• _SHORT PROBLEM_
Without omitting anything, return the records precisely as given.
□ □ □ □ □ □ □
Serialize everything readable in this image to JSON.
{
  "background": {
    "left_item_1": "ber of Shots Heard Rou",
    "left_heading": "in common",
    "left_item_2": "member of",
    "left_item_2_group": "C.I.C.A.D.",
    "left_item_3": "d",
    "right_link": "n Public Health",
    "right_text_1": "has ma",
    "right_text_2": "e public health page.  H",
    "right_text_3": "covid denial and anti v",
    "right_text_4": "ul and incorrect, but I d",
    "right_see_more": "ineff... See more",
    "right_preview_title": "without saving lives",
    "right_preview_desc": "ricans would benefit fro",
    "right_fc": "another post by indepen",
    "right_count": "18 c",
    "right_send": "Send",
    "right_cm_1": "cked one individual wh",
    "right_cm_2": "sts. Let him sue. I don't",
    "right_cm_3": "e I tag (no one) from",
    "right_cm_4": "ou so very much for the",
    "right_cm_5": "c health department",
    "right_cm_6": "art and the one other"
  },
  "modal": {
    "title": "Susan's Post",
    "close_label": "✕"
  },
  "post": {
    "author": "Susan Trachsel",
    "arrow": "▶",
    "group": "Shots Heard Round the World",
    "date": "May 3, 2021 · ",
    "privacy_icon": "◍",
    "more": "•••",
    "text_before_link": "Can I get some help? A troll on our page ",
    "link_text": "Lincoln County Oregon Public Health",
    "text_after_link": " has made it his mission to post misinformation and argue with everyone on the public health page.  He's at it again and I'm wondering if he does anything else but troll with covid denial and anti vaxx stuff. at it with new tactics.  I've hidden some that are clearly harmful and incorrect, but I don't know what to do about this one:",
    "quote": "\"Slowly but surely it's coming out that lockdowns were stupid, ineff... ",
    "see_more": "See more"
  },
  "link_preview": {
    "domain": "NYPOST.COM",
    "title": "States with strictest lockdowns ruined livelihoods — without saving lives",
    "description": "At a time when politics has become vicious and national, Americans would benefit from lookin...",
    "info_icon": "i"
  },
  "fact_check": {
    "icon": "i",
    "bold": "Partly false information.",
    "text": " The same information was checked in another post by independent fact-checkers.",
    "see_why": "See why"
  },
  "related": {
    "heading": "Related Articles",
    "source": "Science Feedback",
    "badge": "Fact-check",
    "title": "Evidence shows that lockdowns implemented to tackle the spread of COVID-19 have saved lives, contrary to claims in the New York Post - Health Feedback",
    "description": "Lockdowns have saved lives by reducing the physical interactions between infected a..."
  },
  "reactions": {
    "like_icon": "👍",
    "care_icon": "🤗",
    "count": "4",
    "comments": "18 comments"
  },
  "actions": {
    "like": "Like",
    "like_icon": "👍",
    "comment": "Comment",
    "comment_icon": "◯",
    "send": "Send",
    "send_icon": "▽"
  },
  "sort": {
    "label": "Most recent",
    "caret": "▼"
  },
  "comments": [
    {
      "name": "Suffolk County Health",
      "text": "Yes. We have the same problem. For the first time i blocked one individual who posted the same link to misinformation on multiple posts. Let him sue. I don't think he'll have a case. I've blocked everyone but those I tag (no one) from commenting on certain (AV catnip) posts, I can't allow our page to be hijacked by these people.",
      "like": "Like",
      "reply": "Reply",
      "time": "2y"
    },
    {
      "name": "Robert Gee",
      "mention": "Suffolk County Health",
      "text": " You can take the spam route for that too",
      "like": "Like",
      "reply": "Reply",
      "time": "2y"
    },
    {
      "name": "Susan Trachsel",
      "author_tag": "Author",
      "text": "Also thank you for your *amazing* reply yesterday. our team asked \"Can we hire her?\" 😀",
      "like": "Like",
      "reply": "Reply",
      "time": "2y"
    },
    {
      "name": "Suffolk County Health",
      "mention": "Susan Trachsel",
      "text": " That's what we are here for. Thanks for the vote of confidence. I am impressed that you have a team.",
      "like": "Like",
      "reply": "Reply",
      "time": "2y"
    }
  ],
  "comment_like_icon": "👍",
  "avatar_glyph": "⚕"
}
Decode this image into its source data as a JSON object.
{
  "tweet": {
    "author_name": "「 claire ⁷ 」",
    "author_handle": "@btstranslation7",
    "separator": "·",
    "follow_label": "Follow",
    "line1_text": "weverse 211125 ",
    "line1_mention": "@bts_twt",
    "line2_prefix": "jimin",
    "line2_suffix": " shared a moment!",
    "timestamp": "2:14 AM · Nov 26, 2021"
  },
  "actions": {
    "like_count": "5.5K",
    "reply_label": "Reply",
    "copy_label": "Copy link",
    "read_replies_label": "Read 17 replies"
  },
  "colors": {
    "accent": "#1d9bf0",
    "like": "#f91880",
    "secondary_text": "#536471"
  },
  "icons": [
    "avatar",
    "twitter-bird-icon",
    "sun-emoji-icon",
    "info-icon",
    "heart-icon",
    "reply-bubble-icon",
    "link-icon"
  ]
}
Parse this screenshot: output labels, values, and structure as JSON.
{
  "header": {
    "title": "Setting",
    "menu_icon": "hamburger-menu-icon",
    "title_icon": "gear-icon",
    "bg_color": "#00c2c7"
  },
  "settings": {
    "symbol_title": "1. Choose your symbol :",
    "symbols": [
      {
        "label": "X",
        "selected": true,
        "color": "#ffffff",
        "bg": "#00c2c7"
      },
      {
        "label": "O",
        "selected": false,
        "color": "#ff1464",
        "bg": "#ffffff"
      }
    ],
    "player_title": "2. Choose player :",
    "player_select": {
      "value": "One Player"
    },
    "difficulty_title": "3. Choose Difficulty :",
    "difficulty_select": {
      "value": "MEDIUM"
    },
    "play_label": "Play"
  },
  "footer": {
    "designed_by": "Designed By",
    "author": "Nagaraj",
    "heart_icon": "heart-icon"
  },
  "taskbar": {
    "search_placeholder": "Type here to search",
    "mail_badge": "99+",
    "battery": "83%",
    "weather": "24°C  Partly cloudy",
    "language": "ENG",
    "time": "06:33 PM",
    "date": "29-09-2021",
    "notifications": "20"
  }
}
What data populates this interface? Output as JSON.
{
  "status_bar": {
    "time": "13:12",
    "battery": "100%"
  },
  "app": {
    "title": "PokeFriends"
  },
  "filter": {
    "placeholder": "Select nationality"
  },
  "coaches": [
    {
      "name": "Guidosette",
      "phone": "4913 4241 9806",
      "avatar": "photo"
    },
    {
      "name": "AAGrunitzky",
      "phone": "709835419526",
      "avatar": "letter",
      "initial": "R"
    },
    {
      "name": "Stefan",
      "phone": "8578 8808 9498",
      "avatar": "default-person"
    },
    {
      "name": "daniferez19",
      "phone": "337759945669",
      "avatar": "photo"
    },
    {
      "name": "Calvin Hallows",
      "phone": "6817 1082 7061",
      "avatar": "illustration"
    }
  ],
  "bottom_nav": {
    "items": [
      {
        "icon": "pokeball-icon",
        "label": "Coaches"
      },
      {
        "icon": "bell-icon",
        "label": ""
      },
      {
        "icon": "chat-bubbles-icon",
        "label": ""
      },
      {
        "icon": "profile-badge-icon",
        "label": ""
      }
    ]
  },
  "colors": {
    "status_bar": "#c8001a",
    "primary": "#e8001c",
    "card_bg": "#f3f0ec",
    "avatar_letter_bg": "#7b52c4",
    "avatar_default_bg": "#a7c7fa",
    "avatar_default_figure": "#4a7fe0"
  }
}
□ □ □ □ □ □ □
• _TASK RESULT_
Serialize everything readable in this image to JSON.
{
  "background": {
    "left_item_1": "ber of Shots Heard Rou",
    "left_heading": "in common",
    "left_item_2": "member of",
    "left_item_2_group": "C.I.C.A.D.",
    "left_item_3": "d",
    "right_link": "n Public Health",
    "right_text_1": "has ma",
    "right_text_2": "e public health page.  H",
    "right_text_3": "covid denial and anti v",
    "right_text_4": "ul and incorrect, but I d",
    "right_see_more": "ineff... See more",
    "right_preview_title": "without saving lives",
    "right_preview_desc": "ricans would benefit fro",
    "right_fc": "another post by indepen",
    "right_count": "18 c",
    "right_send": "Send",
    "right_cm_1": "cked one individual wh",
    "right_cm_2": "sts. Let him sue. I don't",
    "right_cm_3": "e I tag (no one) from",
    "right_cm_4": "ou so very much for the",
    "right_cm_5": "c health department",
    "right_cm_6": "art and the one other"
  },
  "modal": {
    "title": "Susan's Post",
    "close_label": "✕"
  },
  "post": {
    "author": "Susan Trachsel",
    "arrow": "▶",
    "group": "Shots Heard Round the World",
    "date": "May 3, 2021 · ",
    "privacy_icon": "◍",
    "more": "•••",
    "text_before_link": "Can I get some help? A troll on our page ",
    "link_text": "Lincoln County Oregon Public Health",
    "text_after_link": " has made it his mission to post misinformation and argue with everyone on the public health page.  He's at it again and I'm wondering if he does anything else but troll with covid denial and anti vaxx stuff. at it with new tactics.  I've hidden some that are clearly harmful and incorrect, but I don't know what to do about this one:",
    "quote": "\"Slowly but surely it's coming out that lockdowns were stupid, ineff... ",
    "see_more": "See more"
  },
  "link_preview": {
    "domain": "NYPOST.COM",
    "title": "States with strictest lockdowns ruined livelihoods — without saving lives",
    "description": "At a time when politics has become vicious and national, Americans would benefit from lookin...",
    "info_icon": "i"
  },
  "fact_check": {
    "icon": "i",
    "bold": "Partly false information.",
    "text": " The same information was checked in another post by independent fact-checkers.",
    "see_why": "See why"
  },
  "related": {
    "heading": "Related Articles",
    "source": "Science Feedback",
    "badge": "Fact-check",
    "title": "Evidence shows that lockdowns implemented to tackle the spread of COVID-19 have saved lives, contrary to claims in the New York Post - Health Feedback",
    "description": "Lockdowns have saved lives by reducing the physical interactions between infected a..."
  },
  "reactions": {
    "like_icon": "👍",
    "care_icon": "🤗",
    "count": "4",
    "comments": "18 comments"
  },
  "actions": {
    "like": "Like",
    "like_icon": "👍",
    "comment": "Comment",
    "comment_icon": "◯",
    "send": "Send",
    "send_icon": "▽"
  },
  "sort": {
    "label": "Most recent",
    "caret": "▼"
  },
  "comments": [
    {
      "name": "Suffolk County Health",
      "text": "Yes. We have the same problem. For the first time i blocked one individual who posted the same link to misinformation on multiple posts. Let him sue. I don't think he'll have a case. I've blocked everyone but those I tag (no one) from commenting on certain (AV catnip) posts, I can't allow our page to be hijacked by these people.",
      "like": "Like",
      "reply": "Reply",
      "time": "2y"
    },
    {
      "name": "Robert Gee",
      "mention": "Suffolk County Health",
      "text": " You can take the spam route for that too",
      "like": "Like",
      "reply": "Reply",
      "time": "2y"
    },
    {
      "name": "Susan Trachsel",
      "author_tag": "Author",
      "text": "Also thank you for your *amazing* reply yesterday. our team asked \"Can we hire her?\" 😀",
      "like": "Like",
      "reply": "Reply",
      "time": "2y"
    },
    {
      "name": "Suffolk County Health",
      "mention": "Susan Trachsel",
      "text": " That's what we are here for. Thanks for the vote of confidence. I am impressed that you have a team.",
      "like": "Like",
      "reply": "Reply",
      "time": "2y"
    }
  ],
  "comment_like_icon": "👍",
  "avatar_glyph": "⚕"
}
Decode this image into its source data as a JSON object.
{
  "tweet": {
    "author_name": "「 claire ⁷ 」",
    "author_handle": "@btstranslation7",
    "separator": "·",
    "follow_label": "Follow",
    "line1_text": "weverse 211125 ",
    "line1_mention": "@bts_twt",
    "line2_prefix": "jimin",
    "line2_suffix": " shared a moment!",
    "timestamp": "2:14 AM · Nov 26, 2021"
  },
  "actions": {
    "like_count": "5.5K",
    "reply_label": "Reply",
    "copy_label": "Copy link",
    "read_replies_label": "Read 17 replies"
  },
  "colors": {
    "accent": "#1d9bf0",
    "like": "#f91880",
    "secondary_text": "#536471"
  },
  "icons": [
    "avatar",
    "twitter-bird-icon",
    "sun-emoji-icon",
    "info-icon",
    "heart-icon",
    "reply-bubble-icon",
    "link-icon"
  ]
}
Parse this screenshot: output labels, values, and structure as JSON.
{
  "header": {
    "title": "Setting",
    "menu_icon": "hamburger-menu-icon",
    "title_icon": "gear-icon",
    "bg_color": "#00c2c7"
  },
  "settings": {
    "symbol_title": "1. Choose your symbol :",
    "symbols": [
      {
        "label": "X",
        "selected": true,
        "color": "#ffffff",
        "bg": "#00c2c7"
      },
      {
        "label": "O",
        "selected": false,
        "color": "#ff1464",
        "bg": "#ffffff"
      }
    ],
    "player_title": "2. Choose player :",
    "player_select": {
      "value": "One Player"
    },
    "difficulty_title": "3. Choose Difficulty :",
    "difficulty_select": {
      "value": "MEDIUM"
    },
    "play_label": "Play"
  },
  "footer": {
    "designed_by": "Designed By",
    "author": "Nagaraj",
    "heart_icon": "heart-icon"
  },
  "taskbar": {
    "search_placeholder": "Type here to search",
    "mail_badge": "99+",
    "battery": "83%",
    "weather": "24°C  Partly cloudy",
    "language": "ENG",
    "time": "06:33 PM",
    "date": "29-09-2021",
    "notifications": "20"
  }
}
What data populates this interface? Output as JSON.
{
  "status_bar": {
    "time": "13:12",
    "battery": "100%"
  },
  "app": {
    "title": "PokeFriends"
  },
  "filter": {
    "placeholder": "Select nationality"
  },
  "coaches": [
    {
      "name": "Guidosette",
      "phone": "4913 4241 9806",
      "avatar": "photo"
    },
    {
      "name": "AAGrunitzky",
      "phone": "709835419526",
      "avatar": "letter",
      "initial": "R"
    },
    {
      "name": "Stefan",
      "phone": "8578 8808 9498",
      "avatar": "default-person"
    },
    {
      "name": "daniferez19",
      "phone": "337759945669",
      "avatar": "photo"
    },
    {
      "name": "Calvin Hallows",
      "phone": "6817 1082 7061",
      "avatar": "illustration"
    }
  ],
  "bottom_nav": {
    "items": [
      {
        "icon": "pokeball-icon",
        "label": "Coaches"
      },
      {
        "icon": "bell-icon",
        "label": ""
      },
      {
        "icon": "chat-bubbles-icon",
        "label": ""
      },
      {
        "icon": "profile-badge-icon",
        "label": ""
      }
    ]
  },
  "colors": {
    "status_bar": "#c8001a",
    "primary": "#e8001c",
    "card_bg": "#f3f0ec",
    "avatar_letter_bg": "#7b52c4",
    "avatar_default_bg": "#a7c7fa",
    "avatar_default_figure": "#4a7fe0"
  }
}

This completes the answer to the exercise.